-- start Data to process --

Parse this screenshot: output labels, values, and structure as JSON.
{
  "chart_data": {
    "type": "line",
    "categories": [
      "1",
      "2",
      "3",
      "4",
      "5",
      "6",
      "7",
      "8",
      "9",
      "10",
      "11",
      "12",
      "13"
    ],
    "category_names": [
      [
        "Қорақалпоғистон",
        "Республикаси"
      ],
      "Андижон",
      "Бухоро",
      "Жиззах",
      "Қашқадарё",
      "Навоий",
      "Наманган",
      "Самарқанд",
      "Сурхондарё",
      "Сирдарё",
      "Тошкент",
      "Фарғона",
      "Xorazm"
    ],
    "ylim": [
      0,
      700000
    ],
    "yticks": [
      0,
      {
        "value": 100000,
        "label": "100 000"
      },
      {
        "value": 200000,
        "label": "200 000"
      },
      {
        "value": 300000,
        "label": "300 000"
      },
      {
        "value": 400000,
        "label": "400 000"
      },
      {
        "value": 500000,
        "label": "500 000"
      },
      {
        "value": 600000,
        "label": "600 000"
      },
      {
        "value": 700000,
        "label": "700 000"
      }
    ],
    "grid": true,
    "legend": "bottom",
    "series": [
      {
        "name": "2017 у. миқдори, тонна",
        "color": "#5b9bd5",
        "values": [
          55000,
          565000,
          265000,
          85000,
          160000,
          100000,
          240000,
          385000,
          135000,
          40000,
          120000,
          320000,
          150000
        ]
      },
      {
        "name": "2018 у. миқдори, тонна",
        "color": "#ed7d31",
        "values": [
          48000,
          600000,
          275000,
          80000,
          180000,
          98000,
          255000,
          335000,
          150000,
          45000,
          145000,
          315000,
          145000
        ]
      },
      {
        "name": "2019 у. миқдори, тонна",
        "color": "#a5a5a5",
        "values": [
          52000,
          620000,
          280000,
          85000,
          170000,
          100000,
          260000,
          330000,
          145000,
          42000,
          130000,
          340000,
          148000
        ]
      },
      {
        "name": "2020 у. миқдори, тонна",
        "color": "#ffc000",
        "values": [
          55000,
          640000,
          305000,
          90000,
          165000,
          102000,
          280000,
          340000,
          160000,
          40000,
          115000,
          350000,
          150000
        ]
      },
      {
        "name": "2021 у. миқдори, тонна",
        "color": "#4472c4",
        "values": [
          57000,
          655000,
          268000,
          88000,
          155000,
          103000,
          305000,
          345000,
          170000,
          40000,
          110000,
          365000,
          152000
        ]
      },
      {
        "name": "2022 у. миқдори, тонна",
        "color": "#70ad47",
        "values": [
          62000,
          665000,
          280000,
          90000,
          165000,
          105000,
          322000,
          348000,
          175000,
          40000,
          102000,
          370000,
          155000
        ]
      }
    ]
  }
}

-- end Data to process --

**What to work on:**
Could you reproduce every record above exactly as it appears?

**Result of this exercise:**
Parse this screenshot: output labels, values, and structure as JSON.
{
  "chart_data": {
    "type": "line",
    "categories": [
      "1",
      "2",
      "3",
      "4",
      "5",
      "6",
      "7",
      "8",
      "9",
      "10",
      "11",
      "12",
      "13"
    ],
    "category_names": [
      [
        "Қорақалпоғистон",
        "Республикаси"
      ],
      "Андижон",
      "Бухоро",
      "Жиззах",
      "Қашқадарё",
      "Навоий",
      "Наманган",
      "Самарқанд",
      "Сурхондарё",
      "Сирдарё",
      "Тошкент",
      "Фарғона",
      "Xorazm"
    ],
    "ylim": [
      0,
      700000
    ],
    "yticks": [
      0,
      {
        "value": 100000,
        "label": "100 000"
      },
      {
        "value": 200000,
        "label": "200 000"
      },
      {
        "value": 300000,
        "label": "300 000"
      },
      {
        "value": 400000,
        "label": "400 000"
      },
      {
        "value": 500000,
        "label": "500 000"
      },
      {
        "value": 600000,
        "label": "600 000"
      },
      {
        "value": 700000,
        "label": "700 000"
      }
    ],
    "grid": true,
    "legend": "bottom",
    "series": [
      {
        "name": "2017 у. миқдори, тонна",
        "color": "#5b9bd5",
        "values": [
          55000,
          565000,
          265000,
          85000,
          160000,
          100000,
          240000,
          385000,
          135000,
          40000,
          120000,
          320000,
          150000
        ]
      },
      {
        "name": "2018 у. миқдори, тонна",
        "color": "#ed7d31",
        "values": [
          48000,
          600000,
          275000,
          80000,
          180000,
          98000,
          255000,
          335000,
          150000,
          45000,
          145000,
          315000,
          145000
        ]
      },
      {
        "name": "2019 у. миқдори, тонна",
        "color": "#a5a5a5",
        "values": [
          52000,
          620000,
          280000,
          85000,
          170000,
          100000,
          260000,
          330000,
          145000,
          42000,
          130000,
          340000,
          148000
        ]
      },
      {
        "name": "2020 у. миқдори, тонна",
        "color": "#ffc000",
        "values": [
          55000,
          640000,
          305000,
          90000,
          165000,
          102000,
          280000,
          340000,
          160000,
          40000,
          115000,
          350000,
          150000
        ]
      },
      {
        "name": "2021 у. миқдори, тонна",
        "color": "#4472c4",
        "values": [
          57000,
          655000,
          268000,
          88000,
          155000,
          103000,
          305000,
          345000,
          170000,
          40000,
          110000,
          365000,
          152000
        ]
      },
      {
        "name": "2022 у. миқдори, тонна",
        "color": "#70ad47",
        "values": [
          62000,
          665000,
          280000,
          90000,
          165000,
          105000,
          322000,
          348000,
          175000,
          40000,
          102000,
          370000,
          155000
        ]
      }
    ]
  }
}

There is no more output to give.